— START —

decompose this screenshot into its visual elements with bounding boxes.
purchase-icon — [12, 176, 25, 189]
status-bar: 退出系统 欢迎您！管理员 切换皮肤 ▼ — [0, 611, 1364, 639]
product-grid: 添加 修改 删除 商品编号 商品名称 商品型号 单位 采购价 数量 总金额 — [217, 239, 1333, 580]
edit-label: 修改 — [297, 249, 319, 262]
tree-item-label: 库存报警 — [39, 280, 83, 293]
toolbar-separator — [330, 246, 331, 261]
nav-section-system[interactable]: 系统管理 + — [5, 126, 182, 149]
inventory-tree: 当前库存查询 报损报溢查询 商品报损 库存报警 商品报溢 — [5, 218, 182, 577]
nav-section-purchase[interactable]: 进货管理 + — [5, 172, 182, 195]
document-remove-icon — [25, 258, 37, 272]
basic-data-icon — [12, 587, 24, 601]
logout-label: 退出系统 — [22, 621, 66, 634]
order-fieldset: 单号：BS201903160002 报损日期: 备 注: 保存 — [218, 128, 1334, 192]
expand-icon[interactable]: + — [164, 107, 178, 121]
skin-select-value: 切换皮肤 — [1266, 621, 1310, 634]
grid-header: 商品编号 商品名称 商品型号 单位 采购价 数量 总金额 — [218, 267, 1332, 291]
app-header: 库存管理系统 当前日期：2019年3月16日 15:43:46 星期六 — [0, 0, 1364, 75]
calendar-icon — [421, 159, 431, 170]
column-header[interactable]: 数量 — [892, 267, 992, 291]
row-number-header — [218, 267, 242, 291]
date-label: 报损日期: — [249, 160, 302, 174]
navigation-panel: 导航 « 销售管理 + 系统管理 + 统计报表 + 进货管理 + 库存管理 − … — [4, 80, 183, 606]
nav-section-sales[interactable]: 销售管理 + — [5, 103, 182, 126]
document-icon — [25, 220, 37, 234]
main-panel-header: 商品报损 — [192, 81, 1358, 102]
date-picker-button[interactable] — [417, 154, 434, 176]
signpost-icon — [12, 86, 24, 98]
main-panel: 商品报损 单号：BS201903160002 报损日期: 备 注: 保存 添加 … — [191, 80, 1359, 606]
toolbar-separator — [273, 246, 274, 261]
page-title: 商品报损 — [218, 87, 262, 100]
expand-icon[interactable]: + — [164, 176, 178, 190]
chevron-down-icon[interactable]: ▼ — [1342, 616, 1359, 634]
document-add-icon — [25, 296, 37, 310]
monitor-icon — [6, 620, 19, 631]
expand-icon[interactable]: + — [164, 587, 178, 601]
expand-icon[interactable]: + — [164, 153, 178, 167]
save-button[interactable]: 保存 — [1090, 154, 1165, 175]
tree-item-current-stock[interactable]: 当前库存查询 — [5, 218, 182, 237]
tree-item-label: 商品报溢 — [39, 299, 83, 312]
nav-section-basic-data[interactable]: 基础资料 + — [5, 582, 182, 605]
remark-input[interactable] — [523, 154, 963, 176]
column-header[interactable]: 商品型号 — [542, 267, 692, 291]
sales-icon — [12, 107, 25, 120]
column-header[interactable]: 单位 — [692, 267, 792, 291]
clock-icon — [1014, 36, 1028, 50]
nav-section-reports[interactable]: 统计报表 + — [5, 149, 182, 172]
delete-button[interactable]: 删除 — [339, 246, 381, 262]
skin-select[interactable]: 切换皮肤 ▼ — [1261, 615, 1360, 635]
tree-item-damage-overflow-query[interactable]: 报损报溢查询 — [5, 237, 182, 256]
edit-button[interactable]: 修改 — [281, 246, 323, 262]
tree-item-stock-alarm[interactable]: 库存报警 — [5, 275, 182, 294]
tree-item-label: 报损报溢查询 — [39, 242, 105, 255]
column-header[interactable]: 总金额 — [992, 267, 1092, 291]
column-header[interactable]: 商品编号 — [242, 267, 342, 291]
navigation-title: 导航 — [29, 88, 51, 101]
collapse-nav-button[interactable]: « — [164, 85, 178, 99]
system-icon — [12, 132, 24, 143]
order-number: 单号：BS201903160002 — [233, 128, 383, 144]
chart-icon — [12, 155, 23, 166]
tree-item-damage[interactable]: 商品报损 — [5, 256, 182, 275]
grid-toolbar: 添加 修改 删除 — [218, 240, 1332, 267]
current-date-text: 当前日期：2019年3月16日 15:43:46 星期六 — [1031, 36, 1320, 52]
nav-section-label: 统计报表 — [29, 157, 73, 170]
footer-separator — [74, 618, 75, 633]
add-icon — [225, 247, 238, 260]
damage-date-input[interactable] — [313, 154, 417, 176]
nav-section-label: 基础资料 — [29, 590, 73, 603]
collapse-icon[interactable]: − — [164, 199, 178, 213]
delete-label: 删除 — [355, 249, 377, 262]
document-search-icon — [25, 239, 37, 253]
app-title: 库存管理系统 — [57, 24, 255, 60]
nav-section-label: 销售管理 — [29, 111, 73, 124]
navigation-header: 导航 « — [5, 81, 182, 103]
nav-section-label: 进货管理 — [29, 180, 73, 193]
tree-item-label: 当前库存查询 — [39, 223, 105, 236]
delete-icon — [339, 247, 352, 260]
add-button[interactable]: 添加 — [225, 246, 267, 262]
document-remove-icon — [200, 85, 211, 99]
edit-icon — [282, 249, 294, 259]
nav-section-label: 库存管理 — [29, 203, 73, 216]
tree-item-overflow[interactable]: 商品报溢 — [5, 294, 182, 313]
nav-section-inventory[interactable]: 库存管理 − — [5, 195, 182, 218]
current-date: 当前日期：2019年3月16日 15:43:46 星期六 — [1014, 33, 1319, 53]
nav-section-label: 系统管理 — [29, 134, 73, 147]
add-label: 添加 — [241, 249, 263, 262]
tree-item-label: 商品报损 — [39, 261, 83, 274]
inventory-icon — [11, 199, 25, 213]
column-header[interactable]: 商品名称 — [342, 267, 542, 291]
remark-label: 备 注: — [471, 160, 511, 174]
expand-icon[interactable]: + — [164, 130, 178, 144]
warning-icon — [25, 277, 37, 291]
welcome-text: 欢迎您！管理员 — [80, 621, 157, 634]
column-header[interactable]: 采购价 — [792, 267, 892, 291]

— END —

» **SHORT PROBLEM**
Copy out every line of the records above verbatim, with no changes.

» **TASK ANSWER**
decompose this screenshot into its visual elements with bounding boxes.
purchase-icon — [12, 176, 25, 189]
status-bar: 退出系统 欢迎您！管理员 切换皮肤 ▼ — [0, 611, 1364, 639]
product-grid: 添加 修改 删除 商品编号 商品名称 商品型号 单位 采购价 数量 总金额 — [217, 239, 1333, 580]
edit-label: 修改 — [297, 249, 319, 262]
tree-item-label: 库存报警 — [39, 280, 83, 293]
toolbar-separator — [330, 246, 331, 261]
nav-section-system[interactable]: 系统管理 + — [5, 126, 182, 149]
inventory-tree: 当前库存查询 报损报溢查询 商品报损 库存报警 商品报溢 — [5, 218, 182, 577]
nav-section-purchase[interactable]: 进货管理 + — [5, 172, 182, 195]
document-remove-icon — [25, 258, 37, 272]
basic-data-icon — [12, 587, 24, 601]
logout-label: 退出系统 — [22, 621, 66, 634]
order-fieldset: 单号：BS201903160002 报损日期: 备 注: 保存 — [218, 128, 1334, 192]
expand-icon[interactable]: + — [164, 107, 178, 121]
skin-select-value: 切换皮肤 — [1266, 621, 1310, 634]
grid-header: 商品编号 商品名称 商品型号 单位 采购价 数量 总金额 — [218, 267, 1332, 291]
app-header: 库存管理系统 当前日期：2019年3月16日 15:43:46 星期六 — [0, 0, 1364, 75]
calendar-icon — [421, 159, 431, 170]
column-header[interactable]: 数量 — [892, 267, 992, 291]
row-number-header — [218, 267, 242, 291]
date-label: 报损日期: — [249, 160, 302, 174]
navigation-panel: 导航 « 销售管理 + 系统管理 + 统计报表 + 进货管理 + 库存管理 − … — [4, 80, 183, 606]
nav-section-sales[interactable]: 销售管理 + — [5, 103, 182, 126]
document-icon — [25, 220, 37, 234]
main-panel-header: 商品报损 — [192, 81, 1358, 102]
date-picker-button[interactable] — [417, 154, 434, 176]
signpost-icon — [12, 86, 24, 98]
main-panel: 商品报损 单号：BS201903160002 报损日期: 备 注: 保存 添加 … — [191, 80, 1359, 606]
toolbar-separator — [273, 246, 274, 261]
page-title: 商品报损 — [218, 87, 262, 100]
expand-icon[interactable]: + — [164, 176, 178, 190]
chevron-down-icon[interactable]: ▼ — [1342, 616, 1359, 634]
document-add-icon — [25, 296, 37, 310]
monitor-icon — [6, 620, 19, 631]
expand-icon[interactable]: + — [164, 587, 178, 601]
expand-icon[interactable]: + — [164, 153, 178, 167]
save-button[interactable]: 保存 — [1090, 154, 1165, 175]
tree-item-current-stock[interactable]: 当前库存查询 — [5, 218, 182, 237]
tree-item-label: 商品报溢 — [39, 299, 83, 312]
nav-section-basic-data[interactable]: 基础资料 + — [5, 582, 182, 605]
remark-input[interactable] — [523, 154, 963, 176]
column-header[interactable]: 商品型号 — [542, 267, 692, 291]
sales-icon — [12, 107, 25, 120]
column-header[interactable]: 单位 — [692, 267, 792, 291]
clock-icon — [1014, 36, 1028, 50]
nav-section-reports[interactable]: 统计报表 + — [5, 149, 182, 172]
delete-button[interactable]: 删除 — [339, 246, 381, 262]
skin-select[interactable]: 切换皮肤 ▼ — [1261, 615, 1360, 635]
tree-item-damage-overflow-query[interactable]: 报损报溢查询 — [5, 237, 182, 256]
edit-button[interactable]: 修改 — [281, 246, 323, 262]
tree-item-stock-alarm[interactable]: 库存报警 — [5, 275, 182, 294]
tree-item-label: 报损报溢查询 — [39, 242, 105, 255]
column-header[interactable]: 总金额 — [992, 267, 1092, 291]
column-header[interactable]: 商品编号 — [242, 267, 342, 291]
navigation-title: 导航 — [29, 88, 51, 101]
collapse-nav-button[interactable]: « — [164, 85, 178, 99]
system-icon — [12, 132, 24, 143]
order-number: 单号：BS201903160002 — [233, 128, 383, 144]
chart-icon — [12, 155, 23, 166]
tree-item-damage[interactable]: 商品报损 — [5, 256, 182, 275]
grid-toolbar: 添加 修改 删除 — [218, 240, 1332, 267]
current-date-text: 当前日期：2019年3月16日 15:43:46 星期六 — [1031, 36, 1320, 52]
nav-section-label: 统计报表 — [29, 157, 73, 170]
footer-separator — [74, 618, 75, 633]
add-icon — [225, 247, 238, 260]
damage-date-input[interactable] — [313, 154, 417, 176]
nav-section-label: 基础资料 — [29, 590, 73, 603]
collapse-icon[interactable]: − — [164, 199, 178, 213]
delete-label: 删除 — [355, 249, 377, 262]
document-search-icon — [25, 239, 37, 253]
app-title: 库存管理系统 — [57, 24, 255, 60]
nav-section-label: 销售管理 — [29, 111, 73, 124]
navigation-header: 导航 « — [5, 81, 182, 103]
nav-section-label: 进货管理 — [29, 180, 73, 193]
tree-item-label: 当前库存查询 — [39, 223, 105, 236]
delete-icon — [339, 247, 352, 260]
add-button[interactable]: 添加 — [225, 246, 267, 262]
document-remove-icon — [200, 85, 211, 99]
edit-icon — [282, 249, 294, 259]
nav-section-label: 库存管理 — [29, 203, 73, 216]
tree-item-overflow[interactable]: 商品报溢 — [5, 294, 182, 313]
nav-section-inventory[interactable]: 库存管理 − — [5, 195, 182, 218]
current-date: 当前日期：2019年3月16日 15:43:46 星期六 — [1014, 33, 1319, 53]
nav-section-label: 系统管理 — [29, 134, 73, 147]
add-label: 添加 — [241, 249, 263, 262]
tree-item-label: 商品报损 — [39, 261, 83, 274]
inventory-icon — [11, 199, 25, 213]
column-header[interactable]: 商品名称 — [342, 267, 542, 291]
remark-label: 备 注: — [471, 160, 511, 174]
expand-icon[interactable]: + — [164, 130, 178, 144]
warning-icon — [25, 277, 37, 291]
welcome-text: 欢迎您！管理员 — [80, 621, 157, 634]
column-header[interactable]: 采购价 — [792, 267, 892, 291]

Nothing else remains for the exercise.